Begin PASSAGE

4. Analysis Method

4.1. Properties

4.1.1. supervised_learning

(boolean) It marks if a classification or regression algorithm (or any technique known as supervised learning) was used during the analysis part (e.g., a decision tree). This field specifically refers to algorithms, not methodologies or frameworks. Example:

"supervised_learning": true

4.1.2. unsupervised_learning

(boolean) It marks if a clustering algorithm (or any technique known as unsupervised learning) was used during the analysis part (e.g., DBSCAN). This field specifically refers to algorithms, not methodologies or frameworks. Example:

"unsupervised_learning": false

4.1.3. semisupervised_learning

(boolean) It marks if a algorithm known as semisupervised learning was used during the analysis part (e.g., Transductive SVM). This field specifically refers to algorithms, not methodologies or frameworks. Example:

"semisupervised_learning": true

4.1.4. anomaly_detection

(boolean) It marks if a algorithm known as an anomaly detection technique was used during the analysis part (e.g., LOF). This field specifically refers to algorithms, not methodologies or frameworks. Example:

"anomaly_detection": true

4.1.5. tools

(array of objects) Here we describe the tools used for the preprocessing (data extraction, feature generation and transformations).

End PASSAGE
Begin DATA EXTRACT

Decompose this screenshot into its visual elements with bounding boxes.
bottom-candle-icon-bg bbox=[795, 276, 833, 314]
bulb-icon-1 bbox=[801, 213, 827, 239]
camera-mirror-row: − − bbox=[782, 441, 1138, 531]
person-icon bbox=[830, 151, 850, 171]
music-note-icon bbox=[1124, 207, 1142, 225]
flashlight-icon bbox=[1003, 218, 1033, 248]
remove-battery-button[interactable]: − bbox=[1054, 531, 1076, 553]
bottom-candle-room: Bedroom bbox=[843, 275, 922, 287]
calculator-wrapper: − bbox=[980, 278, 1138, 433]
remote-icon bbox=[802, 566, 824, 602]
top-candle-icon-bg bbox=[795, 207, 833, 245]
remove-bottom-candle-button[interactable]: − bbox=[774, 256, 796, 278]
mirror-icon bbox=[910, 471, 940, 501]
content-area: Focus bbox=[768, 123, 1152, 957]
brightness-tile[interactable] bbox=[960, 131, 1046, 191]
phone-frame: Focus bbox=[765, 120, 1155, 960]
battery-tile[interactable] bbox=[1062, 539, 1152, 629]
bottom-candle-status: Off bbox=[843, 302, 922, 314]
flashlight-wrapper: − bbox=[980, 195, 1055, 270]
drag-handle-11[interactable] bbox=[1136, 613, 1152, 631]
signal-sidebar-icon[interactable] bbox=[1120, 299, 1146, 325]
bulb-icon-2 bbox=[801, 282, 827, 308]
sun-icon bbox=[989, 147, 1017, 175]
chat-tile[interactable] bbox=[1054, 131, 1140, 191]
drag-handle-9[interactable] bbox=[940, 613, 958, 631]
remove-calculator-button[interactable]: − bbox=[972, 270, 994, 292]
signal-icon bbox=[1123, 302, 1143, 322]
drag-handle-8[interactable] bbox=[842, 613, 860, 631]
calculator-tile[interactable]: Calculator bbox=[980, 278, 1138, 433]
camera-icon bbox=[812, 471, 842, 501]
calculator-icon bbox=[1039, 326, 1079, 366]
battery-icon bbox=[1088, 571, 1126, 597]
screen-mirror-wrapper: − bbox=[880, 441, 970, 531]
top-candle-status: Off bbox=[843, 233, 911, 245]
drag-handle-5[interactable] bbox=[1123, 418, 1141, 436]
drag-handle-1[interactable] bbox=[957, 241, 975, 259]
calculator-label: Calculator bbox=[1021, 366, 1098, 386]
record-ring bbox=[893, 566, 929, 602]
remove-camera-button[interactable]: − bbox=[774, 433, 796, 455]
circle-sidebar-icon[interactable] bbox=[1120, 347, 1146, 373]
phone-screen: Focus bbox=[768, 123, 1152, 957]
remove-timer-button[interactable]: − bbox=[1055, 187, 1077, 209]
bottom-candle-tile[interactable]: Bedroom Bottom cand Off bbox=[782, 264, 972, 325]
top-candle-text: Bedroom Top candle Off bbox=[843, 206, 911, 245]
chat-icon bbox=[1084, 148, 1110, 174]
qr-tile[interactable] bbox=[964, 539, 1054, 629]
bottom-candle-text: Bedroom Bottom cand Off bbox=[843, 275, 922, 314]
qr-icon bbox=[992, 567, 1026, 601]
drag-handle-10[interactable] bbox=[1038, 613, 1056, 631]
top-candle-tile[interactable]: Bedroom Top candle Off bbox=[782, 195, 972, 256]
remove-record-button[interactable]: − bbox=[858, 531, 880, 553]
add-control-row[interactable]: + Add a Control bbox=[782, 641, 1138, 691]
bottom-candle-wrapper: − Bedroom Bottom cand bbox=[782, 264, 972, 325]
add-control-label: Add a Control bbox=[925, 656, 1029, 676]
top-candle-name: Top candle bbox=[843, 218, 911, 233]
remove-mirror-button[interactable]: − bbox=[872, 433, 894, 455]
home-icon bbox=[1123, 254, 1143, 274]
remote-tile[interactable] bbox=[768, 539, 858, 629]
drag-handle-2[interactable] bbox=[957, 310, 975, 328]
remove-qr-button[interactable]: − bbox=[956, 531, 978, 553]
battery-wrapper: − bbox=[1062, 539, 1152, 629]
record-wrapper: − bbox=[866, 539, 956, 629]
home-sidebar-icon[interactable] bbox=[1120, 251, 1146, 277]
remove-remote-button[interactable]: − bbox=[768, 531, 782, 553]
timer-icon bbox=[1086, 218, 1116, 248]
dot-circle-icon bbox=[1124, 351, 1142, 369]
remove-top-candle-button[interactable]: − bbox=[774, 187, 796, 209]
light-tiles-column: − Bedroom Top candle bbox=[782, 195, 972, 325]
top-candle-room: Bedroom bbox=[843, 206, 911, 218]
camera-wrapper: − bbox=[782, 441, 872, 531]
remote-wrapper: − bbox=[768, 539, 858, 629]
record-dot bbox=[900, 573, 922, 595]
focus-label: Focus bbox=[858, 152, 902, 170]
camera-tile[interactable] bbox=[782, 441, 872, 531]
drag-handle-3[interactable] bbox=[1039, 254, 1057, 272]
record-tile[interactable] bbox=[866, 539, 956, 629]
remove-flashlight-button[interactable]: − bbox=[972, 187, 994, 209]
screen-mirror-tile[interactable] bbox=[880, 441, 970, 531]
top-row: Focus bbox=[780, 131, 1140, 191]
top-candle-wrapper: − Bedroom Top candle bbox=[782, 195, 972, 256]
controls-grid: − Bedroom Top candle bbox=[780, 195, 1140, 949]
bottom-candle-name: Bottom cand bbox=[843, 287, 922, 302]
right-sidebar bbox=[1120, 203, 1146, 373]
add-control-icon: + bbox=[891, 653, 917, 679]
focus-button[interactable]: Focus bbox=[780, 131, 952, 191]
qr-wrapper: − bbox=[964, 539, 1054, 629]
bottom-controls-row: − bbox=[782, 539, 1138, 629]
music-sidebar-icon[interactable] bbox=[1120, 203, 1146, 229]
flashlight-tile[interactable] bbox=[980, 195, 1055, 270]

End DATA EXTRACT

_WORK TO COMPLETE_
1 – Answer these questions about the analysis-method section:
(a) Which example algorithm is given for the unsupervised_learning field?
(b) What data type is listed for the tools field?
(c) What example value is shown for the semisupervised_learning field?
2 – Write the next part of the analysis-method section, starting after its last sentence about the tools field.

_RESPONSES PER TASK_
1 –
(a) DBSCAN
(b) Array of objects
(c) true

2 –
Example:

"tools": [
    {
        "tool": "tshark",
        "detail": "v2.0.0",
        "availability": "public"
    },
    {
        "tool": "own_python_scripts",
        "detail": "none",
        "availability": "private"
    },
    {
        "tool": "own_perl_scripts",
        "detail": "none",
        "availability": "private"
    }
]

4.1.5.1. tool

(string) We use the following keys for the nomenclature:

  1. if they are released tools, software or suites, they must be appear with the corresponding name; e.g., tshark, silk, tcpdump.
  2. if they consist on scripts or plugins for well-known programming languages, suites, packages or environments, the name must reflect such dependency; e.g., matlab_scripts, java_scripts, python_scripts.
  3. only the top-dependency must be shown (e.g., matlab). Additional relevant packages running under the same environment should be also added as tools.
  4. names start with own_ if they are presented in the paper or referred to previous publications by the same authors (and they do not fit case ‘a.’); e.g., own_matlab_scripts.

Example:

"tool": "tshark"

4.1.5.2. detail (optional)

(string) This field expresses important details about the referred tools (e.g., version, release). If no details are required, "none" should be written in the corresponding place. Example:

"detail": "v2.0.0"

4.1.5.3. availability

(strings) This field expresses the availability of the referred tool. Please, consider carefully the following default labels (values):

  • "public"
  • "private"
  • "public_on_demand"
  • "commercial"

Example:

"availability": "public"

4.1.6. algorithms (optional)

(array of objects) algorithms can contain several algorithm-objects. An algorithm-object is composed of several fields:

4.1.6.1. name

(string) The name that identifies the algorithm main family. Example:

"name": "fuzzy clustering"

4.1.6.2. subname (optional)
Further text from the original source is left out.